Task statement: Copy all lines below containing "порядок".

Collection entries:
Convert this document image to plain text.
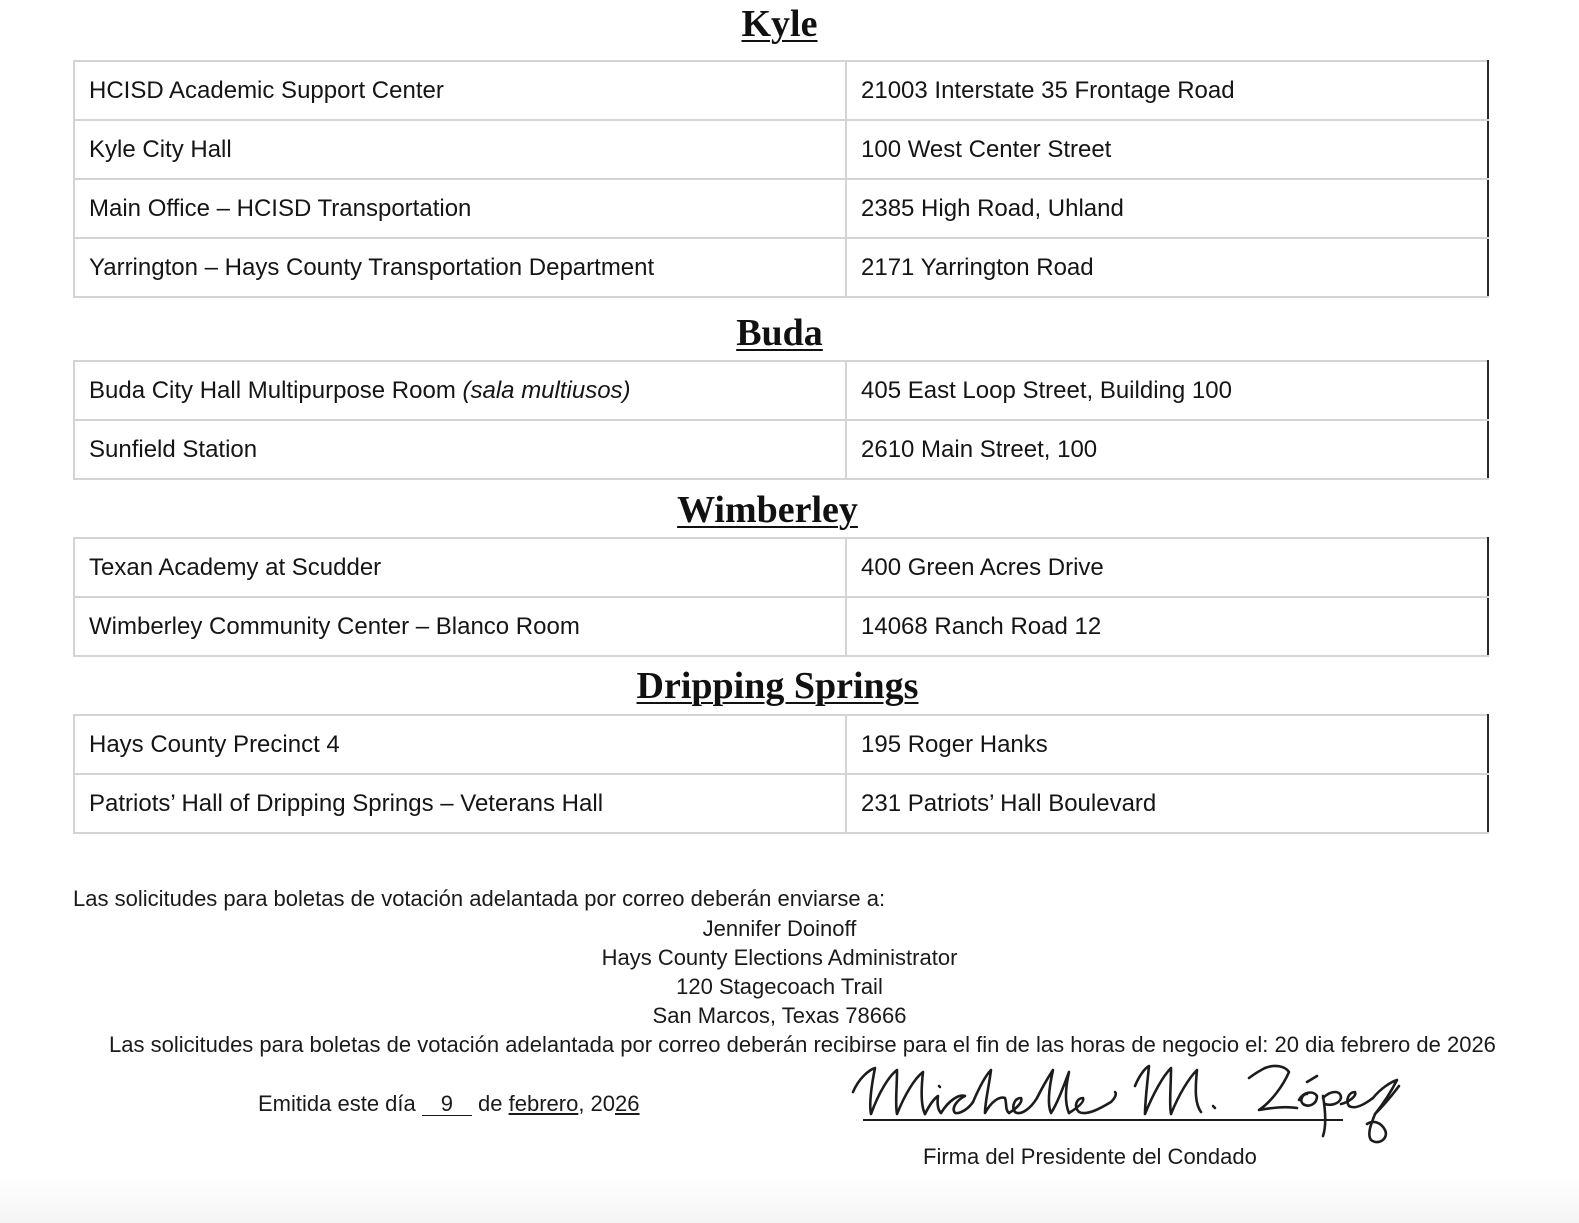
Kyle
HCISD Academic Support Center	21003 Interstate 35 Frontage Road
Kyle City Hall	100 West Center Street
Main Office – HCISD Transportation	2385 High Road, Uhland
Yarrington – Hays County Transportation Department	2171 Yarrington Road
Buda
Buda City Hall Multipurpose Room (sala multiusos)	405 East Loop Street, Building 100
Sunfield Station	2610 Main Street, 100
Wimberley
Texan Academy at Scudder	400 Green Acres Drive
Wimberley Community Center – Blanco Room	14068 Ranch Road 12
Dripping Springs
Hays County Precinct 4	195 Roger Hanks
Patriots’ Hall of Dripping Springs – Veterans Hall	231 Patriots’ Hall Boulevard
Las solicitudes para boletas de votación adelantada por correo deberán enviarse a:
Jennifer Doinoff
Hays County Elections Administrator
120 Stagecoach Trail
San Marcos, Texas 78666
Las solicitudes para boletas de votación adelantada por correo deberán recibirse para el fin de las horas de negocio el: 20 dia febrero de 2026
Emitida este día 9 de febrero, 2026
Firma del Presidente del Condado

---

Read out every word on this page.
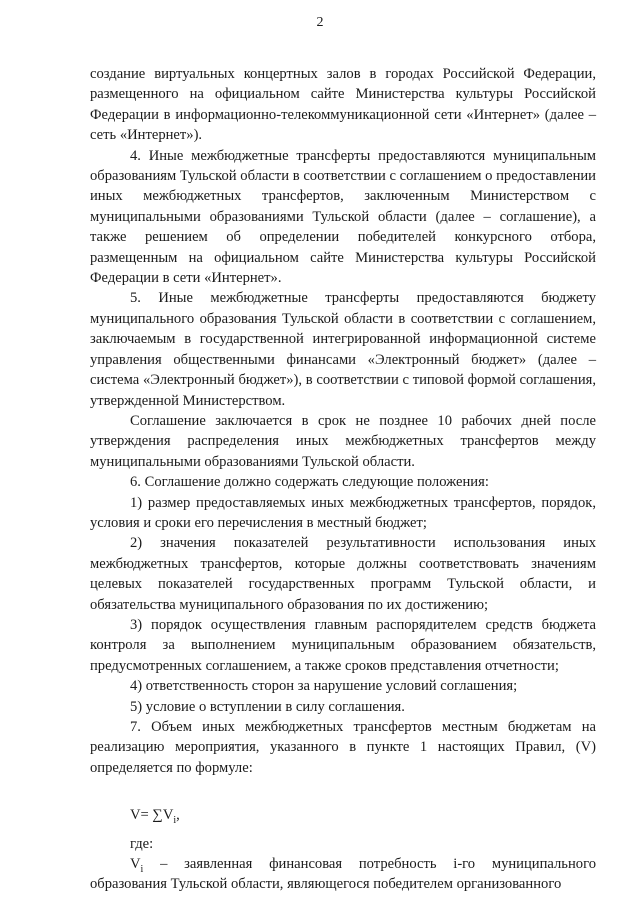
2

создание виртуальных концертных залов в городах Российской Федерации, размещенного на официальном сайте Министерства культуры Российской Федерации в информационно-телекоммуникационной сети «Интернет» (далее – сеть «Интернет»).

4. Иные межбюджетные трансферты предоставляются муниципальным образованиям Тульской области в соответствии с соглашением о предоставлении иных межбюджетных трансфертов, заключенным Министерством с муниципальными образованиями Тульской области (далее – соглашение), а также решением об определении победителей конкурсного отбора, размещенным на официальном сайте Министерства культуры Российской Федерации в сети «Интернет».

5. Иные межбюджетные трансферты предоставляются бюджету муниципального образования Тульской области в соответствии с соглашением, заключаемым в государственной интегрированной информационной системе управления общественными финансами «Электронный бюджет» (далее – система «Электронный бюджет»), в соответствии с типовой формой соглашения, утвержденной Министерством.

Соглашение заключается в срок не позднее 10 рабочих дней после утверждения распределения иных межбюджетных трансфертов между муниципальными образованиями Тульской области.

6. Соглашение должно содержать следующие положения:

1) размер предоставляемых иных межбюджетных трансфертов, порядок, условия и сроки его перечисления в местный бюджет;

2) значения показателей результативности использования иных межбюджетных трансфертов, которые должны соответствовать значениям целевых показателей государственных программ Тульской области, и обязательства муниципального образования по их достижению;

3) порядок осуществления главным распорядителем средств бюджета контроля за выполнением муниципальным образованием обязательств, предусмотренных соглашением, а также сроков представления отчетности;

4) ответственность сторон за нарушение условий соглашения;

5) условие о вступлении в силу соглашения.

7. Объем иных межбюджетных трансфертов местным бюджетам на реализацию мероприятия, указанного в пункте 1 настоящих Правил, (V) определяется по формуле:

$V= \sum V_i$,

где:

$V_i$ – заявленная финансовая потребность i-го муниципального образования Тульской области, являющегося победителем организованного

Completed exercise:
1) размер предоставляемых иных межбюджетных трансфертов, порядок, условия и сроки его перечисления в местный бюджет;
3) порядок осуществления главным распорядителем средств бюджета контроля за выполнением муниципальным образованием обязательств, предусмотренных соглашением, а также сроков представления отчетности;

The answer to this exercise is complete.